■ **EXTRACTED DATA**:
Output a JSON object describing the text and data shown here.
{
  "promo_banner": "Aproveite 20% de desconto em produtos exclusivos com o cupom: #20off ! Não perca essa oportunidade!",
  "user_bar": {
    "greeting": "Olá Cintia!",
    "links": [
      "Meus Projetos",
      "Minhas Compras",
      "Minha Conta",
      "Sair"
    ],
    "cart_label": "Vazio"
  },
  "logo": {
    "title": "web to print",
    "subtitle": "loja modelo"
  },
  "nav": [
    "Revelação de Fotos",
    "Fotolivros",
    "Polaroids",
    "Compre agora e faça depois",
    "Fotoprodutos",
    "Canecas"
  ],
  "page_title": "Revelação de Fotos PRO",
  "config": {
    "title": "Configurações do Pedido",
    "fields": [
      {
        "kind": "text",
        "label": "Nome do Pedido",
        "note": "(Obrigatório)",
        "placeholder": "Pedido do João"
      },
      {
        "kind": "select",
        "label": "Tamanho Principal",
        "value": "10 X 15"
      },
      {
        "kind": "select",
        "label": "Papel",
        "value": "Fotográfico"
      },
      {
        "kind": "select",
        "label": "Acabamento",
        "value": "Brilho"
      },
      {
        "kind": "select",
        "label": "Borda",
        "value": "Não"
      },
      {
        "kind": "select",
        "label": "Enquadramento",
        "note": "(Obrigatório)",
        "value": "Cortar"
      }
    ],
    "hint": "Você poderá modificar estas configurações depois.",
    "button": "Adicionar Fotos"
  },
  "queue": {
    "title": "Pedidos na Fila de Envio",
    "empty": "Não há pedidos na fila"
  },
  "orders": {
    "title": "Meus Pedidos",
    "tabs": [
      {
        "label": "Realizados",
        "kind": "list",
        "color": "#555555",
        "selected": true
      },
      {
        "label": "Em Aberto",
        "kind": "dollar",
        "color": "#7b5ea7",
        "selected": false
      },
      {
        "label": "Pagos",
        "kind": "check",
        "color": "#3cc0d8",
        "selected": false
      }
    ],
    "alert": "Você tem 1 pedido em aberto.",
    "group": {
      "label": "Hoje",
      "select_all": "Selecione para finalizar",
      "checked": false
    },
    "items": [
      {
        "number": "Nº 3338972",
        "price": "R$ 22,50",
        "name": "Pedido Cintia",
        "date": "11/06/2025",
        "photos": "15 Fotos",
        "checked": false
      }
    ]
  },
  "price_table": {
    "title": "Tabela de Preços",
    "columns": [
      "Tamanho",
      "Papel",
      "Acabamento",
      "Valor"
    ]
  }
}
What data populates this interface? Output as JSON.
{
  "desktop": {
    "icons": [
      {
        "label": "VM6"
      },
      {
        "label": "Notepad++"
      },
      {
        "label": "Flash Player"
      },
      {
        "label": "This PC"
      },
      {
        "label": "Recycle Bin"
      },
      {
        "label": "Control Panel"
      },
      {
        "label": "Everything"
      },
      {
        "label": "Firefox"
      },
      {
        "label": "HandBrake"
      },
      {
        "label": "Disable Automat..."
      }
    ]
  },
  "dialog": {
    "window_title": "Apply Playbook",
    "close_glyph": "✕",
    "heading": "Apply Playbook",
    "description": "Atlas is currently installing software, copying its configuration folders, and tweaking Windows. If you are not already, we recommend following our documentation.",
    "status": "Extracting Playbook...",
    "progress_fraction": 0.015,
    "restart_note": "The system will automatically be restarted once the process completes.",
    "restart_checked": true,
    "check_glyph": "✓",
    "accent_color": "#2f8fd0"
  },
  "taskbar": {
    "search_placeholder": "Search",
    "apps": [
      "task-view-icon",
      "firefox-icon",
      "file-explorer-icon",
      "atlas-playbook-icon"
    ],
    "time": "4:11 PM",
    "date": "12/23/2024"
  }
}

■ **REQUIREMENT**: Repeat the material in full, exactly as it stands.

■ **TASK RESULT**:
Output a JSON object describing the text and data shown here.
{
  "promo_banner": "Aproveite 20% de desconto em produtos exclusivos com o cupom: #20off ! Não perca essa oportunidade!",
  "user_bar": {
    "greeting": "Olá Cintia!",
    "links": [
      "Meus Projetos",
      "Minhas Compras",
      "Minha Conta",
      "Sair"
    ],
    "cart_label": "Vazio"
  },
  "logo": {
    "title": "web to print",
    "subtitle": "loja modelo"
  },
  "nav": [
    "Revelação de Fotos",
    "Fotolivros",
    "Polaroids",
    "Compre agora e faça depois",
    "Fotoprodutos",
    "Canecas"
  ],
  "page_title": "Revelação de Fotos PRO",
  "config": {
    "title": "Configurações do Pedido",
    "fields": [
      {
        "kind": "text",
        "label": "Nome do Pedido",
        "note": "(Obrigatório)",
        "placeholder": "Pedido do João"
      },
      {
        "kind": "select",
        "label": "Tamanho Principal",
        "value": "10 X 15"
      },
      {
        "kind": "select",
        "label": "Papel",
        "value": "Fotográfico"
      },
      {
        "kind": "select",
        "label": "Acabamento",
        "value": "Brilho"
      },
      {
        "kind": "select",
        "label": "Borda",
        "value": "Não"
      },
      {
        "kind": "select",
        "label": "Enquadramento",
        "note": "(Obrigatório)",
        "value": "Cortar"
      }
    ],
    "hint": "Você poderá modificar estas configurações depois.",
    "button": "Adicionar Fotos"
  },
  "queue": {
    "title": "Pedidos na Fila de Envio",
    "empty": "Não há pedidos na fila"
  },
  "orders": {
    "title": "Meus Pedidos",
    "tabs": [
      {
        "label": "Realizados",
        "kind": "list",
        "color": "#555555",
        "selected": true
      },
      {
        "label": "Em Aberto",
        "kind": "dollar",
        "color": "#7b5ea7",
        "selected": false
      },
      {
        "label": "Pagos",
        "kind": "check",
        "color": "#3cc0d8",
        "selected": false
      }
    ],
    "alert": "Você tem 1 pedido em aberto.",
    "group": {
      "label": "Hoje",
      "select_all": "Selecione para finalizar",
      "checked": false
    },
    "items": [
      {
        "number": "Nº 3338972",
        "price": "R$ 22,50",
        "name": "Pedido Cintia",
        "date": "11/06/2025",
        "photos": "15 Fotos",
        "checked": false
      }
    ]
  },
  "price_table": {
    "title": "Tabela de Preços",
    "columns": [
      "Tamanho",
      "Papel",
      "Acabamento",
      "Valor"
    ]
  }
}
What data populates this interface? Output as JSON.
{
  "desktop": {
    "icons": [
      {
        "label": "VM6"
      },
      {
        "label": "Notepad++"
      },
      {
        "label": "Flash Player"
      },
      {
        "label": "This PC"
      },
      {
        "label": "Recycle Bin"
      },
      {
        "label": "Control Panel"
      },
      {
        "label": "Everything"
      },
      {
        "label": "Firefox"
      },
      {
        "label": "HandBrake"
      },
      {
        "label": "Disable Automat..."
      }
    ]
  },
  "dialog": {
    "window_title": "Apply Playbook",
    "close_glyph": "✕",
    "heading": "Apply Playbook",
    "description": "Atlas is currently installing software, copying its configuration folders, and tweaking Windows. If you are not already, we recommend following our documentation.",
    "status": "Extracting Playbook...",
    "progress_fraction": 0.015,
    "restart_note": "The system will automatically be restarted once the process completes.",
    "restart_checked": true,
    "check_glyph": "✓",
    "accent_color": "#2f8fd0"
  },
  "taskbar": {
    "search_placeholder": "Search",
    "apps": [
      "task-view-icon",
      "firefox-icon",
      "file-explorer-icon",
      "atlas-playbook-icon"
    ],
    "time": "4:11 PM",
    "date": "12/23/2024"
  }
}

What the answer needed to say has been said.